[What this task involves] All the data must come back unchanged, except that pictures are left out.

[Provided data]
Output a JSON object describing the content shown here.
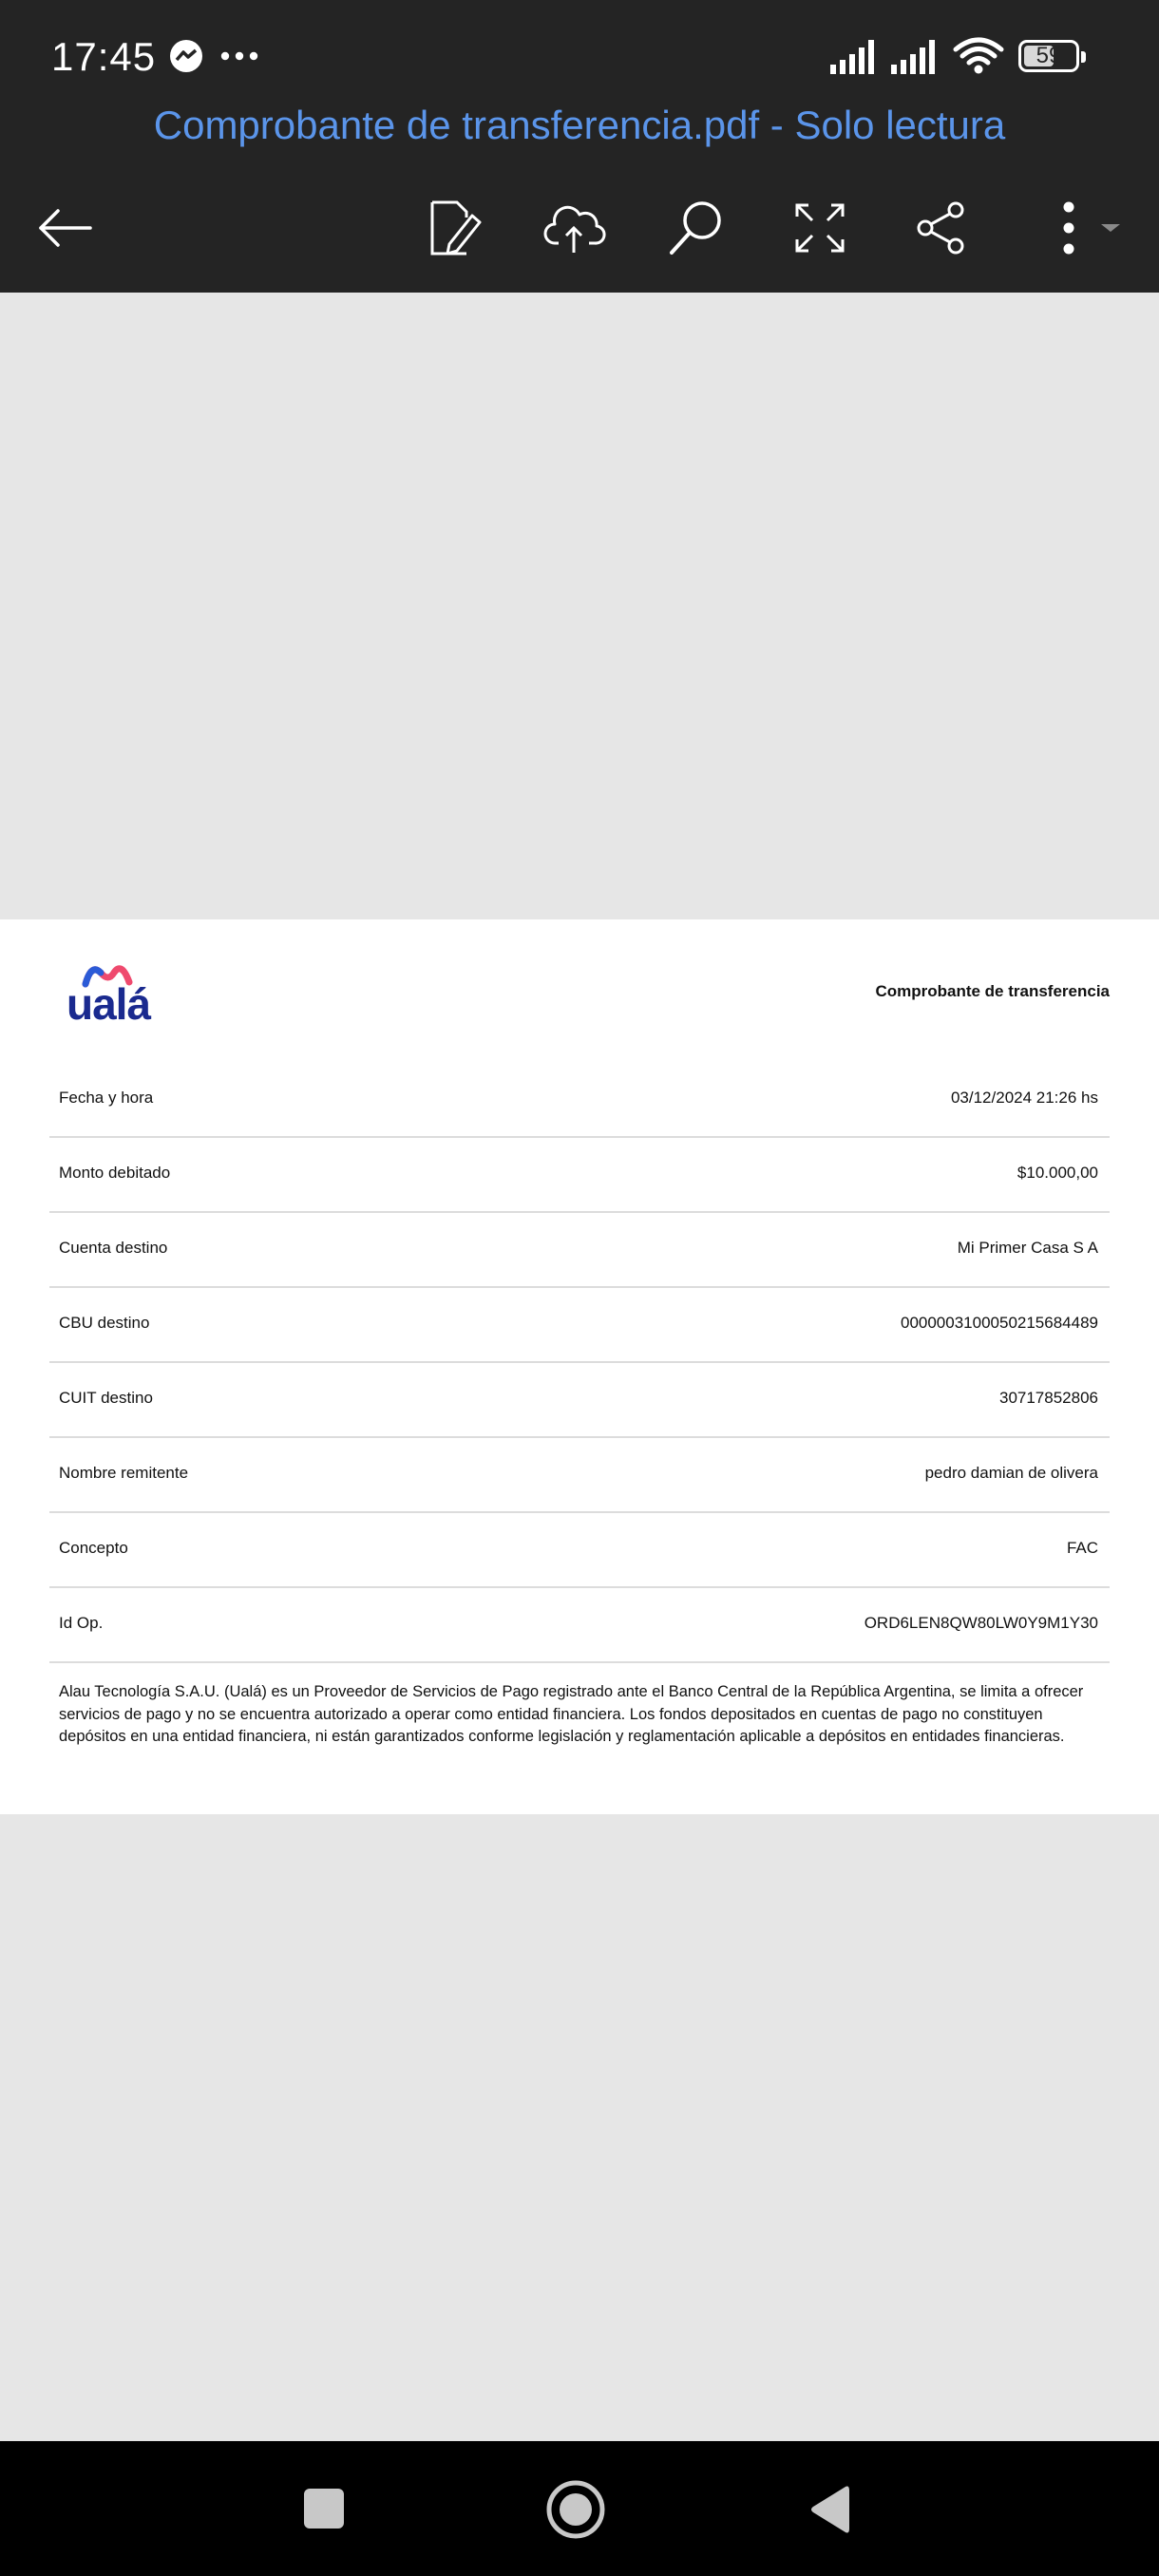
{
  "status_bar": {
    "time": "17:45",
    "battery": "59",
    "battery_level": 0.59,
    "icons": [
      "messenger-icon",
      "more-dots-icon",
      "signal-icon",
      "signal-icon",
      "wifi-icon",
      "battery-icon"
    ]
  },
  "app_bar": {
    "title": "Comprobante de transferencia.pdf - Solo lectura",
    "title_color": "#5b95ea",
    "background": "#242424",
    "actions": [
      "back-arrow-icon",
      "edit-document-icon",
      "cloud-upload-icon",
      "search-icon",
      "fullscreen-icon",
      "share-icon",
      "more-options-icon"
    ]
  },
  "document": {
    "logo_text": "ualá",
    "header_title": "Comprobante de transferencia",
    "rows": [
      {
        "label": "Fecha y hora",
        "value": "03/12/2024 21:26 hs"
      },
      {
        "label": "Monto debitado",
        "value": "$10.000,00"
      },
      {
        "label": "Cuenta destino",
        "value": "Mi Primer Casa S A"
      },
      {
        "label": "CBU destino",
        "value": "0000003100050215684489"
      },
      {
        "label": "CUIT destino",
        "value": "30717852806"
      },
      {
        "label": "Nombre remitente",
        "value": "pedro damian de olivera"
      },
      {
        "label": "Concepto",
        "value": "FAC"
      },
      {
        "label": "Id Op.",
        "value": "ORD6LEN8QW80LW0Y9M1Y30"
      }
    ],
    "disclaimer": "Alau Tecnología S.A.U. (Ualá) es un Proveedor de Servicios de Pago registrado ante el Banco Central de la República Argentina, se limita a ofrecer servicios de pago y no se encuentra autorizado a operar como entidad financiera. Los fondos depositados en cuentas de pago no constituyen depósitos en una entidad financiera, ni están garantizados conforme legislación y reglamentación aplicable a depósitos en entidades financieras."
  },
  "nav_bar": {
    "buttons": [
      "recents-square-icon",
      "home-circle-icon",
      "back-triangle-icon"
    ]
  }
}
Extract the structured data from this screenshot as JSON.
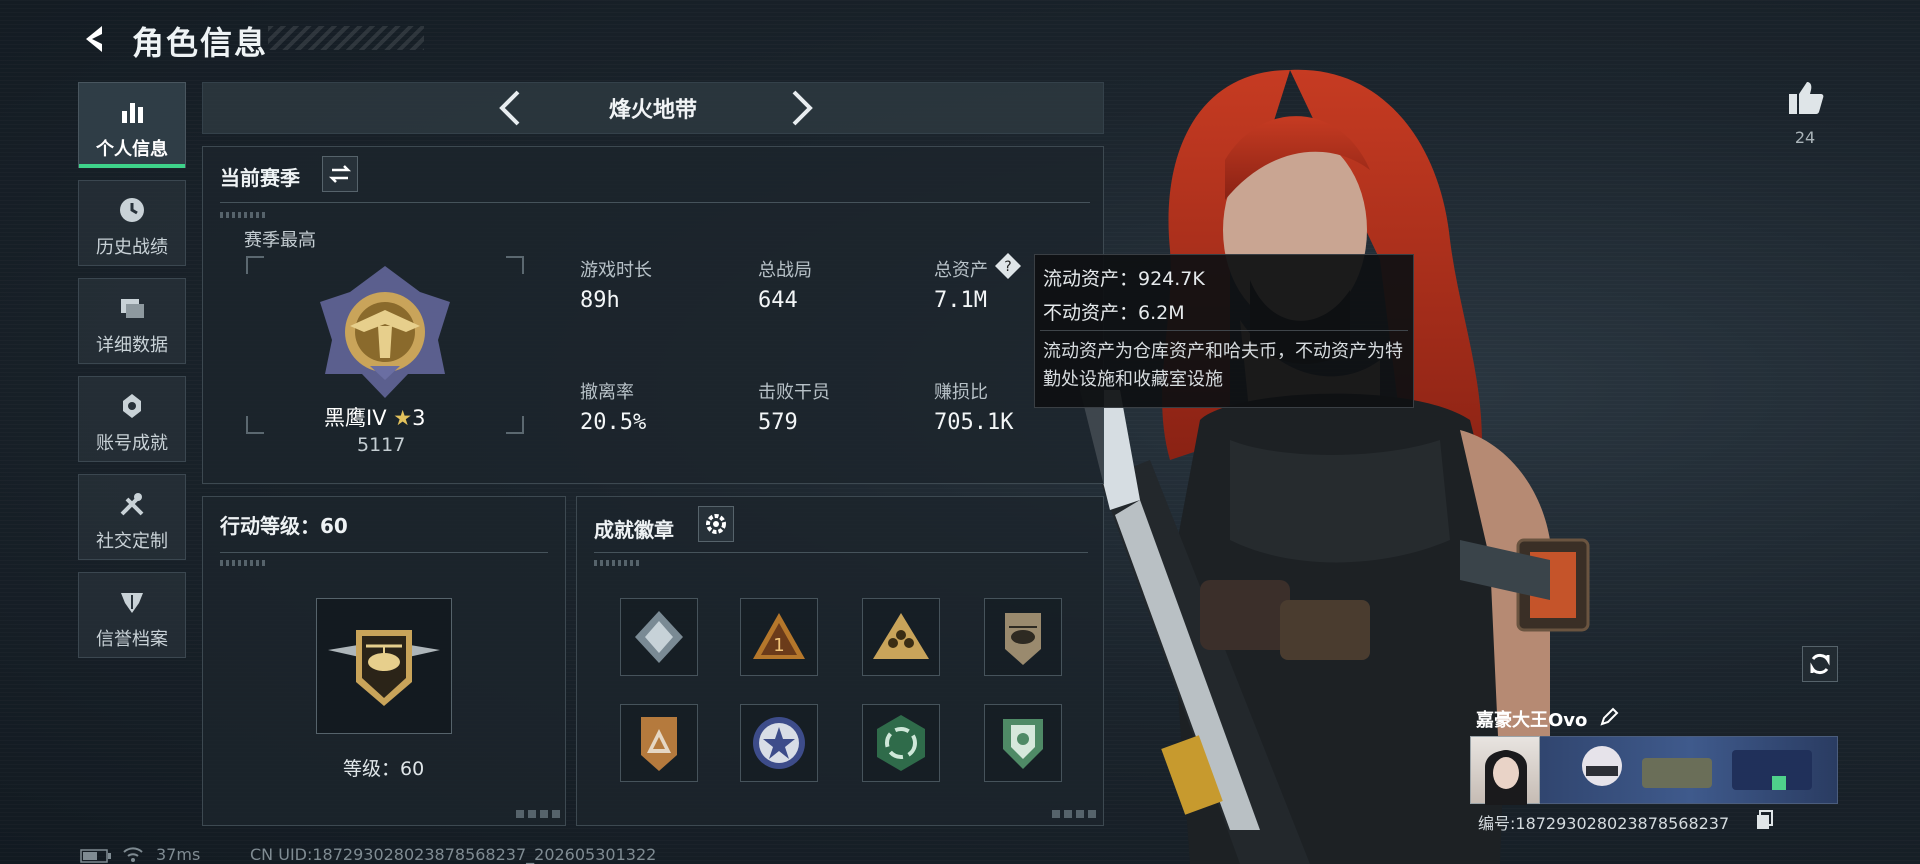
{
  "header": {
    "title": "角色信息"
  },
  "nav": {
    "items": [
      {
        "label": "个人信息",
        "icon": "bar-chart-icon",
        "active": true
      },
      {
        "label": "历史战绩",
        "icon": "clock-icon"
      },
      {
        "label": "详细数据",
        "icon": "folders-icon"
      },
      {
        "label": "账号成就",
        "icon": "medal-icon"
      },
      {
        "label": "社交定制",
        "icon": "tools-icon"
      },
      {
        "label": "信誉档案",
        "icon": "shield-icon"
      }
    ]
  },
  "mode": {
    "label": "烽火地带"
  },
  "season": {
    "title": "当前赛季",
    "best_label": "赛季最高",
    "rank_name": "黑鹰IV",
    "rank_stars": "3",
    "rank_points": "5117",
    "stats": [
      {
        "label": "游戏时长",
        "value": "89h"
      },
      {
        "label": "总战局",
        "value": "644"
      },
      {
        "label": "总资产",
        "value": "7.1M"
      },
      {
        "label": "撤离率",
        "value": "20.5%"
      },
      {
        "label": "击败干员",
        "value": "579"
      },
      {
        "label": "赚损比",
        "value": "705.1K"
      }
    ]
  },
  "tooltip": {
    "liquid": "流动资产：924.7K",
    "fixed": "不动资产：6.2M",
    "desc": "流动资产为仓库资产和哈夫币，不动资产为特勤处设施和收藏室设施"
  },
  "level": {
    "title": "行动等级：60",
    "label": "等级：60"
  },
  "achievements": {
    "title": "成就徽章",
    "badges": [
      "diamond-badge-icon",
      "rank-one-badge-icon",
      "squad-badge-icon",
      "helicopter-badge-icon",
      "triangle-badge-icon",
      "star-badge-icon",
      "cycle-badge-icon",
      "shield-badge-icon"
    ]
  },
  "player": {
    "name": "嘉豪大王Ovo",
    "id": "编号:187293028023878568237",
    "likes": "24"
  },
  "footer": {
    "ping": "37ms",
    "uid": "CN UID:187293028023878568237_202605301322"
  },
  "colors": {
    "accent": "#3ed38a",
    "hair": "#b8321f"
  }
}
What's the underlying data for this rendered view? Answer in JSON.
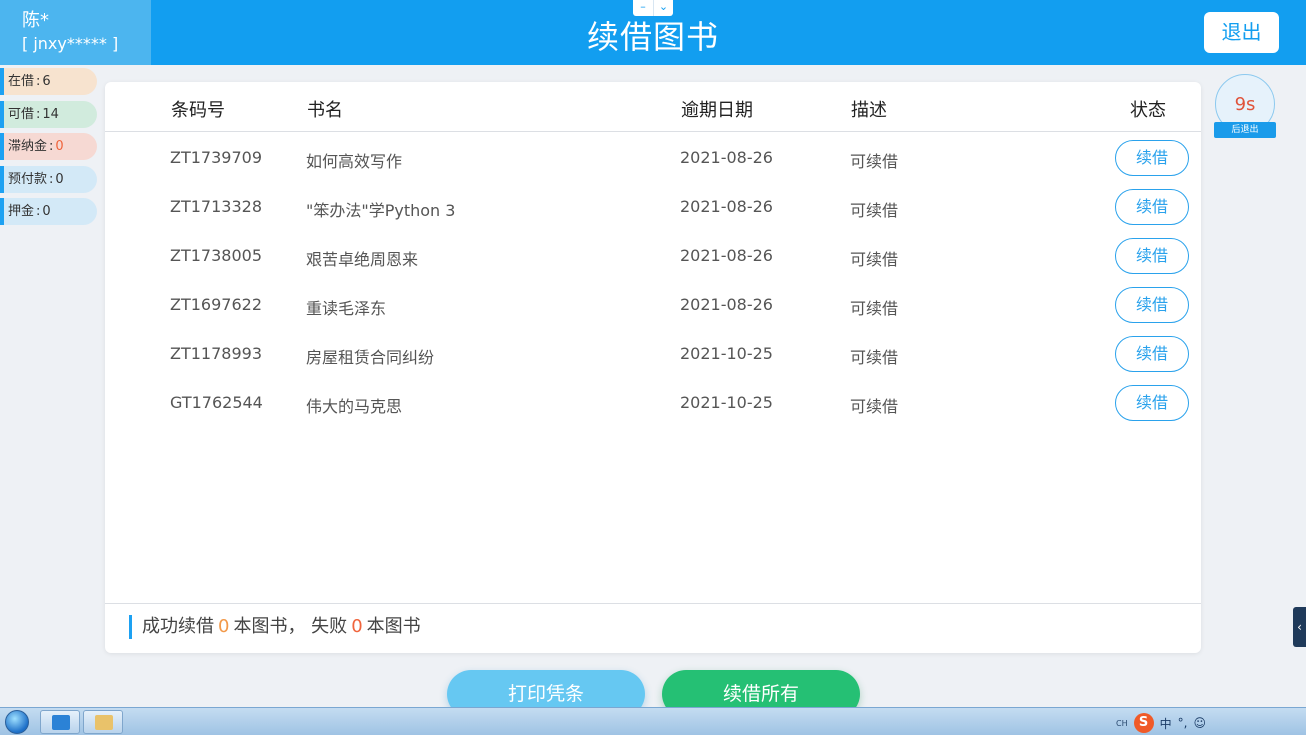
{
  "header": {
    "user_name": "陈*",
    "user_id": "[ jnxy***** ]",
    "title": "续借图书",
    "logout_label": "退出",
    "window_controls": [
      "–",
      "⌄"
    ]
  },
  "stats": [
    {
      "label": "在借",
      "value": "6"
    },
    {
      "label": "可借",
      "value": "14"
    },
    {
      "label": "滞纳金",
      "value": "0"
    },
    {
      "label": "预付款",
      "value": "0"
    },
    {
      "label": "押金",
      "value": "0"
    }
  ],
  "table": {
    "columns": [
      "条码号",
      "书名",
      "逾期日期",
      "描述",
      "状态"
    ],
    "rows": [
      {
        "barcode": "ZT1739709",
        "title": "如何高效写作",
        "due": "2021-08-26",
        "desc": "可续借",
        "action": "续借"
      },
      {
        "barcode": "ZT1713328",
        "title": "\"笨办法\"学Python 3",
        "due": "2021-08-26",
        "desc": "可续借",
        "action": "续借"
      },
      {
        "barcode": "ZT1738005",
        "title": "艰苦卓绝周恩来",
        "due": "2021-08-26",
        "desc": "可续借",
        "action": "续借"
      },
      {
        "barcode": "ZT1697622",
        "title": "重读毛泽东",
        "due": "2021-08-26",
        "desc": "可续借",
        "action": "续借"
      },
      {
        "barcode": "ZT1178993",
        "title": "房屋租赁合同纠纷",
        "due": "2021-10-25",
        "desc": "可续借",
        "action": "续借"
      },
      {
        "barcode": "GT1762544",
        "title": "伟大的马克思",
        "due": "2021-10-25",
        "desc": "可续借",
        "action": "续借"
      }
    ]
  },
  "summary": {
    "prefix": "成功续借",
    "success_count": "0",
    "middle": "本图书， 失败",
    "fail_count": "0",
    "suffix": "本图书"
  },
  "actions": {
    "print_label": "打印凭条",
    "renew_all_label": "续借所有"
  },
  "timer": {
    "value": "9s",
    "label": "后退出"
  },
  "side_tab": "‹",
  "taskbar": {
    "tray_lang": "CH",
    "tray_ime_logo": "S",
    "tray_ime_text": "中",
    "tray_punct": "°,",
    "tray_emoji": "☺"
  },
  "colors": {
    "accent": "#129ef0",
    "alert": "#f0643c",
    "count": "#f2994a",
    "print_button": "#66c8f2",
    "renew_all_button": "#25c074"
  },
  "icons": [
    "window-minimize-icon",
    "window-collapse-icon",
    "windows-start-icon",
    "app-icon",
    "folder-icon",
    "ime-logo-icon",
    "chevron-left-icon"
  ]
}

[Solution for this problem]
Output a JSON object describing the content shown here.
{
  "status_bar": {
    "time": "17:45",
    "battery": "59",
    "battery_level": 0.59,
    "icons": [
      "messenger-icon",
      "more-dots-icon",
      "signal-icon",
      "signal-icon",
      "wifi-icon",
      "battery-icon"
    ]
  },
  "app_bar": {
    "title": "Comprobante de transferencia.pdf - Solo lectura",
    "title_color": "#5b95ea",
    "background": "#242424",
    "actions": [
      "back-arrow-icon",
      "edit-document-icon",
      "cloud-upload-icon",
      "search-icon",
      "fullscreen-icon",
      "share-icon",
      "more-options-icon"
    ]
  },
  "document": {
    "logo_text": "ualá",
    "header_title": "Comprobante de transferencia",
    "rows": [
      {
        "label": "Fecha y hora",
        "value": "03/12/2024 21:26 hs"
      },
      {
        "label": "Monto debitado",
        "value": "$10.000,00"
      },
      {
        "label": "Cuenta destino",
        "value": "Mi Primer Casa S A"
      },
      {
        "label": "CBU destino",
        "value": "0000003100050215684489"
      },
      {
        "label": "CUIT destino",
        "value": "30717852806"
      },
      {
        "label": "Nombre remitente",
        "value": "pedro damian de olivera"
      },
      {
        "label": "Concepto",
        "value": "FAC"
      },
      {
        "label": "Id Op.",
        "value": "ORD6LEN8QW80LW0Y9M1Y30"
      }
    ],
    "disclaimer": "Alau Tecnología S.A.U. (Ualá) es un Proveedor de Servicios de Pago registrado ante el Banco Central de la República Argentina, se limita a ofrecer servicios de pago y no se encuentra autorizado a operar como entidad financiera. Los fondos depositados en cuentas de pago no constituyen depósitos en una entidad financiera, ni están garantizados conforme legislación y reglamentación aplicable a depósitos en entidades financieras."
  },
  "nav_bar": {
    "buttons": [
      "recents-square-icon",
      "home-circle-icon",
      "back-triangle-icon"
    ]
  }
}
Extract the structured data from this screenshot as JSON.
{
  "header": {
    "title": "角色信息"
  },
  "nav": {
    "items": [
      {
        "label": "个人信息",
        "icon": "bar-chart-icon",
        "active": true
      },
      {
        "label": "历史战绩",
        "icon": "clock-icon"
      },
      {
        "label": "详细数据",
        "icon": "folders-icon"
      },
      {
        "label": "账号成就",
        "icon": "medal-icon"
      },
      {
        "label": "社交定制",
        "icon": "tools-icon"
      },
      {
        "label": "信誉档案",
        "icon": "shield-icon"
      }
    ]
  },
  "mode": {
    "label": "烽火地带"
  },
  "season": {
    "title": "当前赛季",
    "best_label": "赛季最高",
    "rank_name": "黑鹰IV",
    "rank_stars": "3",
    "rank_points": "5117",
    "stats": [
      {
        "label": "游戏时长",
        "value": "89h"
      },
      {
        "label": "总战局",
        "value": "644"
      },
      {
        "label": "总资产",
        "value": "7.1M"
      },
      {
        "label": "撤离率",
        "value": "20.5%"
      },
      {
        "label": "击败干员",
        "value": "579"
      },
      {
        "label": "赚损比",
        "value": "705.1K"
      }
    ]
  },
  "tooltip": {
    "liquid": "流动资产：924.7K",
    "fixed": "不动资产：6.2M",
    "desc": "流动资产为仓库资产和哈夫币，不动资产为特勤处设施和收藏室设施"
  },
  "level": {
    "title": "行动等级：60",
    "label": "等级：60"
  },
  "achievements": {
    "title": "成就徽章",
    "badges": [
      "diamond-badge-icon",
      "rank-one-badge-icon",
      "squad-badge-icon",
      "helicopter-badge-icon",
      "triangle-badge-icon",
      "star-badge-icon",
      "cycle-badge-icon",
      "shield-badge-icon"
    ]
  },
  "player": {
    "name": "嘉豪大王Ovo",
    "id": "编号:187293028023878568237",
    "likes": "24"
  },
  "footer": {
    "ping": "37ms",
    "uid": "CN UID:187293028023878568237_202605301322"
  },
  "colors": {
    "accent": "#3ed38a",
    "hair": "#b8321f"
  }
}
What's the underlying data for this rendered view? Answer in JSON.
{
  "header": {
    "user_name": "陈*",
    "user_id": "[ jnxy***** ]",
    "title": "续借图书",
    "logout_label": "退出",
    "window_controls": [
      "–",
      "⌄"
    ]
  },
  "stats": [
    {
      "label": "在借",
      "value": "6"
    },
    {
      "label": "可借",
      "value": "14"
    },
    {
      "label": "滞纳金",
      "value": "0"
    },
    {
      "label": "预付款",
      "value": "0"
    },
    {
      "label": "押金",
      "value": "0"
    }
  ],
  "table": {
    "columns": [
      "条码号",
      "书名",
      "逾期日期",
      "描述",
      "状态"
    ],
    "rows": [
      {
        "barcode": "ZT1739709",
        "title": "如何高效写作",
        "due": "2021-08-26",
        "desc": "可续借",
        "action": "续借"
      },
      {
        "barcode": "ZT1713328",
        "title": "\"笨办法\"学Python 3",
        "due": "2021-08-26",
        "desc": "可续借",
        "action": "续借"
      },
      {
        "barcode": "ZT1738005",
        "title": "艰苦卓绝周恩来",
        "due": "2021-08-26",
        "desc": "可续借",
        "action": "续借"
      },
      {
        "barcode": "ZT1697622",
        "title": "重读毛泽东",
        "due": "2021-08-26",
        "desc": "可续借",
        "action": "续借"
      },
      {
        "barcode": "ZT1178993",
        "title": "房屋租赁合同纠纷",
        "due": "2021-10-25",
        "desc": "可续借",
        "action": "续借"
      },
      {
        "barcode": "GT1762544",
        "title": "伟大的马克思",
        "due": "2021-10-25",
        "desc": "可续借",
        "action": "续借"
      }
    ]
  },
  "summary": {
    "prefix": "成功续借",
    "success_count": "0",
    "middle": "本图书， 失败",
    "fail_count": "0",
    "suffix": "本图书"
  },
  "actions": {
    "print_label": "打印凭条",
    "renew_all_label": "续借所有"
  },
  "timer": {
    "value": "9s",
    "label": "后退出"
  },
  "side_tab": "‹",
  "taskbar": {
    "tray_lang": "CH",
    "tray_ime_logo": "S",
    "tray_ime_text": "中",
    "tray_punct": "°,",
    "tray_emoji": "☺"
  },
  "colors": {
    "accent": "#129ef0",
    "alert": "#f0643c",
    "count": "#f2994a",
    "print_button": "#66c8f2",
    "renew_all_button": "#25c074"
  },
  "icons": [
    "window-minimize-icon",
    "window-collapse-icon",
    "windows-start-icon",
    "app-icon",
    "folder-icon",
    "ime-logo-icon",
    "chevron-left-icon"
  ]
}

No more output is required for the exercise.